Start

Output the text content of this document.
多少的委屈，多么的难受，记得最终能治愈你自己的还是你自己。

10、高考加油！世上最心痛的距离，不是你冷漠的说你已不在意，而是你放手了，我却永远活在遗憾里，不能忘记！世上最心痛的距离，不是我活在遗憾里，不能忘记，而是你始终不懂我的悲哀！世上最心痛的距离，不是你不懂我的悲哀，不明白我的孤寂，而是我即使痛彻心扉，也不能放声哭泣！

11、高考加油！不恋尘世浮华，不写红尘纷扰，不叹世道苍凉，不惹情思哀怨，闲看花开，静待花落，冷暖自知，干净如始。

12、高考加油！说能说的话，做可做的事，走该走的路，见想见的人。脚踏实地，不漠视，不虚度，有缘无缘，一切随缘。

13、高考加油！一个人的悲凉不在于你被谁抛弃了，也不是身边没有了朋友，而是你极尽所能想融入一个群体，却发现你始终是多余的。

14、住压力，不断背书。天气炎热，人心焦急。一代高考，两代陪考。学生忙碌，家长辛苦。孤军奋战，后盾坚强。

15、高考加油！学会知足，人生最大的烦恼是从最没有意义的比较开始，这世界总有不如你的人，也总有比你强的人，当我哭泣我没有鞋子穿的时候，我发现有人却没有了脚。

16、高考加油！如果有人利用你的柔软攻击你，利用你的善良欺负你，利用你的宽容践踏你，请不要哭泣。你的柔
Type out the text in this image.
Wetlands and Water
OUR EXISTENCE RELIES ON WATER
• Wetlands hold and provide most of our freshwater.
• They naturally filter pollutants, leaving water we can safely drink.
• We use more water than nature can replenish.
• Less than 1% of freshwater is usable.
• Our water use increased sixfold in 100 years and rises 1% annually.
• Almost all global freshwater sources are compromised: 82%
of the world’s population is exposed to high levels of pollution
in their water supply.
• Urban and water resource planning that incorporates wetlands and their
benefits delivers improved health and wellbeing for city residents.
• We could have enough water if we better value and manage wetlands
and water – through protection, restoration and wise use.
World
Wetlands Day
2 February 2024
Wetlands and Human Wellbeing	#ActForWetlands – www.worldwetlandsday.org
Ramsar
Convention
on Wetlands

End

**Exercise objective**: Return each entry from above without altering a single character.

**Result for this task**:
Output the text content of this document.
多少的委屈，多么的难受，记得最终能治愈你自己的还是你自己。

10、高考加油！世上最心痛的距离，不是你冷漠的说你已不在意，而是你放手了，我却永远活在遗憾里，不能忘记！世上最心痛的距离，不是我活在遗憾里，不能忘记，而是你始终不懂我的悲哀！世上最心痛的距离，不是你不懂我的悲哀，不明白我的孤寂，而是我即使痛彻心扉，也不能放声哭泣！

11、高考加油！不恋尘世浮华，不写红尘纷扰，不叹世道苍凉，不惹情思哀怨，闲看花开，静待花落，冷暖自知，干净如始。

12、高考加油！说能说的话，做可做的事，走该走的路，见想见的人。脚踏实地，不漠视，不虚度，有缘无缘，一切随缘。

13、高考加油！一个人的悲凉不在于你被谁抛弃了，也不是身边没有了朋友，而是你极尽所能想融入一个群体，却发现你始终是多余的。

14、住压力，不断背书。天气炎热，人心焦急。一代高考，两代陪考。学生忙碌，家长辛苦。孤军奋战，后盾坚强。

15、高考加油！学会知足，人生最大的烦恼是从最没有意义的比较开始，这世界总有不如你的人，也总有比你强的人，当我哭泣我没有鞋子穿的时候，我发现有人却没有了脚。

16、高考加油！如果有人利用你的柔软攻击你，利用你的善良欺负你，利用你的宽容践踏你，请不要哭泣。你的柔
Type out the text in this image.
Wetlands and Water
OUR EXISTENCE RELIES ON WATER
• Wetlands hold and provide most of our freshwater.
• They naturally filter pollutants, leaving water we can safely drink.
• We use more water than nature can replenish.
• Less than 1% of freshwater is usable.
• Our water use increased sixfold in 100 years and rises 1% annually.
• Almost all global freshwater sources are compromised: 82%
of the world’s population is exposed to high levels of pollution
in their water supply.
• Urban and water resource planning that incorporates wetlands and their
benefits delivers improved health and wellbeing for city residents.
• We could have enough water if we better value and manage wetlands
and water – through protection, restoration and wise use.
World
Wetlands Day
2 February 2024
Wetlands and Human Wellbeing	#ActForWetlands – www.worldwetlandsday.org
Ramsar
Convention
on Wetlands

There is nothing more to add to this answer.